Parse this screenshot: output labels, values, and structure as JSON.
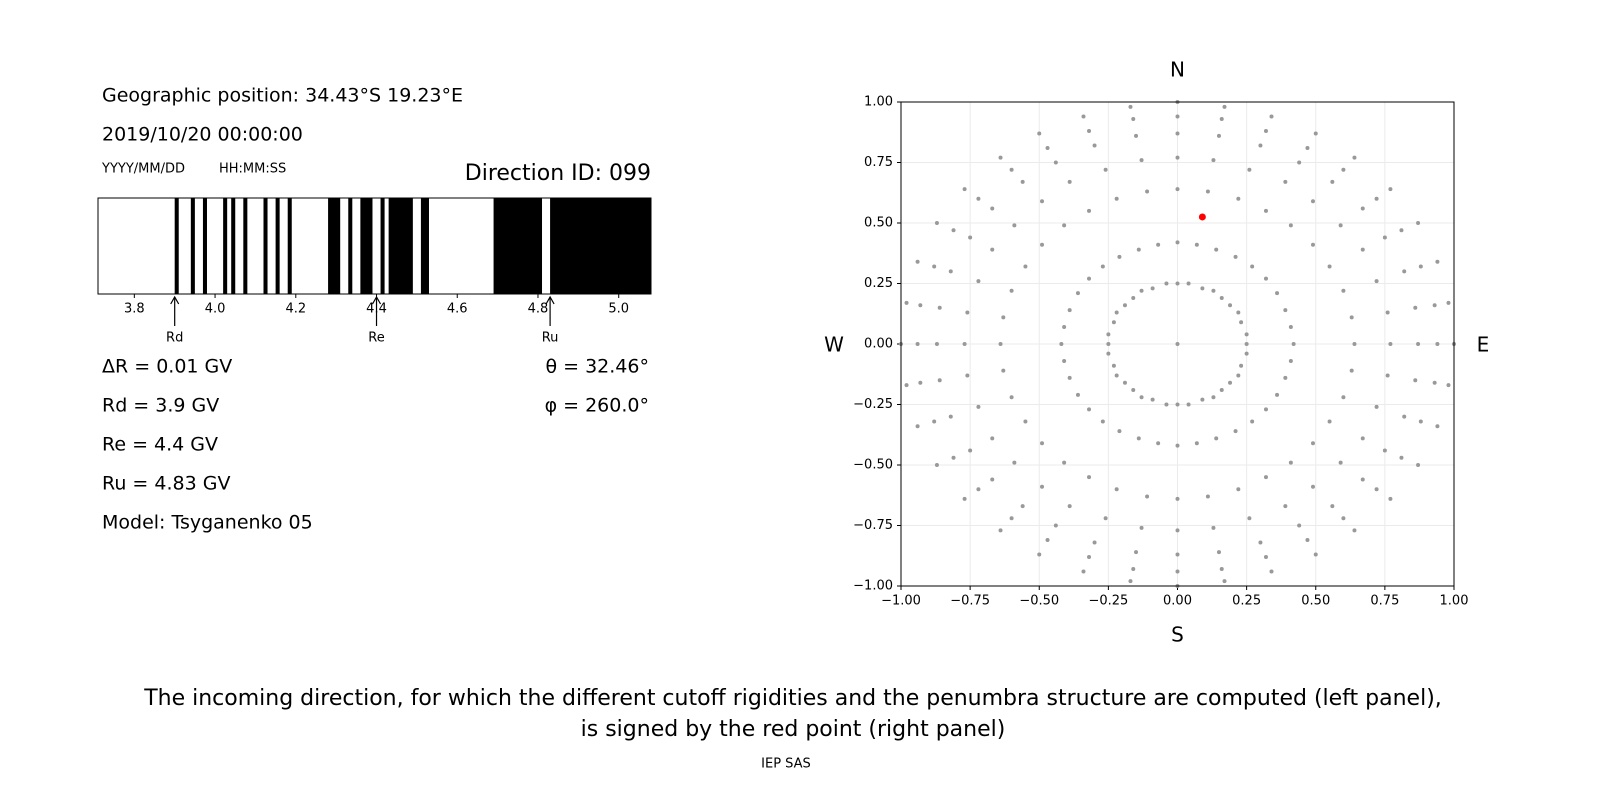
{
  "header": {
    "position": "Geographic position: 34.43°S 19.23°E",
    "datetime": "2019/10/20 00:00:00",
    "date_format": "YYYY/MM/DD",
    "time_format": "HH:MM:SS",
    "direction": "Direction ID: 099"
  },
  "parameters": [
    "ΔR = 0.01 GV",
    "Rd = 3.9 GV",
    "Re = 4.4 GV",
    "Ru = 4.83 GV",
    "Model: Tsyganenko 05"
  ],
  "angles": [
    "θ = 32.46°",
    "φ = 260.0°"
  ],
  "caption": [
    "The incoming direction, for which the different cutoff rigidities and the penumbra structure are computed (left panel),",
    "is signed by the red point (right panel)"
  ],
  "footer": "IEP SAS",
  "chart_data": [
    {
      "type": "penumbra",
      "xlim": [
        3.71,
        5.08
      ],
      "xticks": [
        3.8,
        {
          "value": 4.0,
          "label": "4.0"
        },
        4.2,
        4.4,
        4.6,
        4.8,
        {
          "value": 5.0,
          "label": "5.0"
        }
      ],
      "color": "#000000",
      "bands": {
        "start": [
          3.9,
          3.94,
          3.97,
          4.02,
          4.04,
          4.07,
          4.12,
          4.15,
          4.18,
          4.28,
          4.33,
          4.36,
          4.41,
          4.43,
          4.51,
          4.69,
          4.83
        ],
        "end": [
          3.91,
          3.95,
          3.98,
          4.03,
          4.05,
          4.08,
          4.13,
          4.16,
          4.19,
          4.31,
          4.34,
          4.39,
          4.42,
          4.49,
          4.53,
          4.81,
          5.08
        ]
      },
      "markers": [
        {
          "label": "Rd",
          "value": 3.9
        },
        {
          "label": "Re",
          "value": 4.4
        },
        {
          "label": "Ru",
          "value": 4.83
        }
      ]
    },
    {
      "type": "scatter",
      "xlim": [
        -1,
        1
      ],
      "ylim": [
        -1,
        1
      ],
      "xticks": [
        {
          "value": -1,
          "label": "−1.00"
        },
        {
          "value": -0.75,
          "label": "−0.75"
        },
        {
          "value": -0.5,
          "label": "−0.50"
        },
        {
          "value": -0.25,
          "label": "−0.25"
        },
        {
          "value": 0,
          "label": "0.00"
        },
        {
          "value": 0.25,
          "label": "0.25"
        },
        {
          "value": 0.5,
          "label": "0.50"
        },
        {
          "value": 0.75,
          "label": "0.75"
        },
        {
          "value": 1,
          "label": "1.00"
        }
      ],
      "yticks": [
        {
          "value": -1,
          "label": "−1.00"
        },
        {
          "value": -0.75,
          "label": "−0.75"
        },
        {
          "value": -0.5,
          "label": "−0.50"
        },
        {
          "value": -0.25,
          "label": "−0.25"
        },
        {
          "value": 0,
          "label": "0.00"
        },
        {
          "value": 0.25,
          "label": "0.25"
        },
        {
          "value": 0.5,
          "label": "0.50"
        },
        {
          "value": 0.75,
          "label": "0.75"
        },
        {
          "value": 1,
          "label": "1.00"
        }
      ],
      "grid": true,
      "compass": {
        "top": "N",
        "bottom": "S",
        "left": "W",
        "right": "E"
      },
      "series": [
        {
          "color": "#999999",
          "x": [
            0,
            0.04,
            0.09,
            0.13,
            0.16,
            0.19,
            0.22,
            0.23,
            0.25,
            0.25,
            0.25,
            0.23,
            0.22,
            0.19,
            0.16,
            0.13,
            0.09,
            0.04,
            0,
            -0.04,
            -0.09,
            -0.13,
            -0.16,
            -0.19,
            -0.22,
            -0.23,
            -0.25,
            -0.25,
            -0.25,
            -0.23,
            -0.22,
            -0.19,
            -0.16,
            -0.13,
            -0.09,
            -0.04,
            0,
            0.07,
            0.14,
            0.21,
            0.27,
            0.32,
            0.36,
            0.39,
            0.41,
            0.42,
            0.41,
            0.39,
            0.36,
            0.32,
            0.27,
            0.21,
            0.14,
            0.07,
            0,
            -0.07,
            -0.14,
            -0.21,
            -0.27,
            -0.32,
            -0.36,
            -0.39,
            -0.41,
            -0.42,
            -0.41,
            -0.39,
            -0.36,
            -0.32,
            -0.27,
            -0.21,
            -0.14,
            -0.07,
            0,
            0.11,
            0.22,
            0.32,
            0.41,
            0.49,
            0.55,
            0.6,
            0.63,
            0.64,
            0.63,
            0.6,
            0.55,
            0.49,
            0.41,
            0.32,
            0.22,
            0.11,
            0,
            -0.11,
            -0.22,
            -0.32,
            -0.41,
            -0.49,
            -0.55,
            -0.6,
            -0.63,
            -0.64,
            -0.63,
            -0.6,
            -0.55,
            -0.49,
            -0.41,
            -0.32,
            -0.22,
            -0.11,
            0,
            0.13,
            0.26,
            0.39,
            0.49,
            0.59,
            0.67,
            0.72,
            0.76,
            0.77,
            0.76,
            0.72,
            0.67,
            0.59,
            0.49,
            0.39,
            0.26,
            0.13,
            0,
            -0.13,
            -0.26,
            -0.39,
            -0.49,
            -0.59,
            -0.67,
            -0.72,
            -0.76,
            -0.77,
            -0.76,
            -0.72,
            -0.67,
            -0.59,
            -0.49,
            -0.39,
            -0.26,
            -0.13,
            0,
            0.15,
            0.3,
            0.44,
            0.56,
            0.67,
            0.75,
            0.82,
            0.86,
            0.87,
            0.86,
            0.82,
            0.75,
            0.67,
            0.56,
            0.44,
            0.3,
            0.15,
            0,
            -0.15,
            -0.3,
            -0.44,
            -0.56,
            -0.67,
            -0.75,
            -0.82,
            -0.86,
            -0.87,
            -0.86,
            -0.82,
            -0.75,
            -0.67,
            -0.56,
            -0.44,
            -0.3,
            -0.15,
            0,
            0.16,
            0.32,
            0.47,
            0.6,
            0.72,
            0.81,
            0.88,
            0.93,
            0.94,
            0.93,
            0.88,
            0.81,
            0.72,
            0.6,
            0.47,
            0.32,
            0.16,
            0,
            -0.16,
            -0.32,
            -0.47,
            -0.6,
            -0.72,
            -0.81,
            -0.88,
            -0.93,
            -0.94,
            -0.93,
            -0.88,
            -0.81,
            -0.72,
            -0.6,
            -0.47,
            -0.32,
            -0.16,
            0,
            0.17,
            0.34,
            0.5,
            0.64,
            0.77,
            0.87,
            0.94,
            0.98,
            1,
            0.98,
            0.94,
            0.87,
            0.77,
            0.64,
            0.5,
            0.34,
            0.17,
            0,
            -0.17,
            -0.34,
            -0.5,
            -0.64,
            -0.77,
            -0.87,
            -0.94,
            -0.98,
            -1,
            -0.98,
            -0.94,
            -0.87,
            -0.77,
            -0.64,
            -0.5,
            -0.34,
            -0.17,
            0
          ],
          "y": [
            0.25,
            0.25,
            0.23,
            0.22,
            0.19,
            0.16,
            0.13,
            0.09,
            0.04,
            0,
            -0.04,
            -0.09,
            -0.13,
            -0.16,
            -0.19,
            -0.22,
            -0.23,
            -0.25,
            -0.25,
            -0.25,
            -0.23,
            -0.22,
            -0.19,
            -0.16,
            -0.13,
            -0.09,
            -0.04,
            0,
            0.04,
            0.09,
            0.13,
            0.16,
            0.19,
            0.22,
            0.23,
            0.25,
            0.42,
            0.41,
            0.39,
            0.36,
            0.32,
            0.27,
            0.21,
            0.14,
            0.07,
            0,
            -0.07,
            -0.14,
            -0.21,
            -0.27,
            -0.32,
            -0.36,
            -0.39,
            -0.41,
            -0.42,
            -0.41,
            -0.39,
            -0.36,
            -0.32,
            -0.27,
            -0.21,
            -0.14,
            -0.07,
            0,
            0.07,
            0.14,
            0.21,
            0.27,
            0.32,
            0.36,
            0.39,
            0.41,
            0.64,
            0.63,
            0.6,
            0.55,
            0.49,
            0.41,
            0.32,
            0.22,
            0.11,
            0,
            -0.11,
            -0.22,
            -0.32,
            -0.41,
            -0.49,
            -0.55,
            -0.6,
            -0.63,
            -0.64,
            -0.63,
            -0.6,
            -0.55,
            -0.49,
            -0.41,
            -0.32,
            -0.22,
            -0.11,
            0,
            0.11,
            0.22,
            0.32,
            0.41,
            0.49,
            0.55,
            0.6,
            0.63,
            0.77,
            0.76,
            0.72,
            0.67,
            0.59,
            0.49,
            0.39,
            0.26,
            0.13,
            0,
            -0.13,
            -0.26,
            -0.39,
            -0.49,
            -0.59,
            -0.67,
            -0.72,
            -0.76,
            -0.77,
            -0.76,
            -0.72,
            -0.67,
            -0.59,
            -0.49,
            -0.39,
            -0.26,
            -0.13,
            0,
            0.13,
            0.26,
            0.39,
            0.49,
            0.59,
            0.67,
            0.72,
            0.76,
            0.87,
            0.86,
            0.82,
            0.75,
            0.67,
            0.56,
            0.44,
            0.3,
            0.15,
            0,
            -0.15,
            -0.3,
            -0.44,
            -0.56,
            -0.67,
            -0.75,
            -0.82,
            -0.86,
            -0.87,
            -0.86,
            -0.82,
            -0.75,
            -0.67,
            -0.56,
            -0.44,
            -0.3,
            -0.15,
            0,
            0.15,
            0.3,
            0.44,
            0.56,
            0.67,
            0.75,
            0.82,
            0.86,
            0.94,
            0.93,
            0.88,
            0.81,
            0.72,
            0.6,
            0.47,
            0.32,
            0.16,
            0,
            -0.16,
            -0.32,
            -0.47,
            -0.6,
            -0.72,
            -0.81,
            -0.88,
            -0.93,
            -0.94,
            -0.93,
            -0.88,
            -0.81,
            -0.72,
            -0.6,
            -0.47,
            -0.32,
            -0.16,
            0,
            0.16,
            0.32,
            0.47,
            0.6,
            0.72,
            0.81,
            0.88,
            0.93,
            1,
            0.98,
            0.94,
            0.87,
            0.77,
            0.64,
            0.5,
            0.34,
            0.17,
            0,
            -0.17,
            -0.34,
            -0.5,
            -0.64,
            -0.77,
            -0.87,
            -0.94,
            -0.98,
            -1,
            -0.98,
            -0.94,
            -0.87,
            -0.77,
            -0.64,
            -0.5,
            -0.34,
            -0.17,
            0,
            0.17,
            0.34,
            0.5,
            0.64,
            0.77,
            0.87,
            0.94,
            0.98,
            0
          ]
        },
        {
          "color": "#ff0000",
          "x": [
            0.09
          ],
          "y": [
            0.525
          ]
        }
      ]
    }
  ]
}
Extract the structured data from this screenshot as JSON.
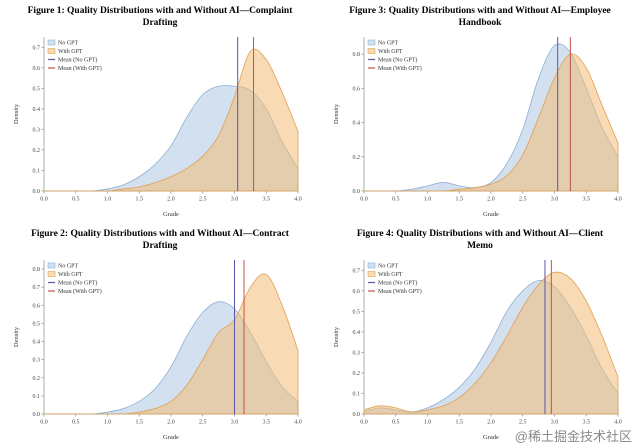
━━━━━━━━━━━━━━━━━━━━━━━━━━━━━━
## What to produce
List the lines of the material in which the word "left" occurs.

## Reply to the task
    "The incoming direction, for which the different cutoff rigidities and the penumbra structure are computed (left panel),",
        "left": "W",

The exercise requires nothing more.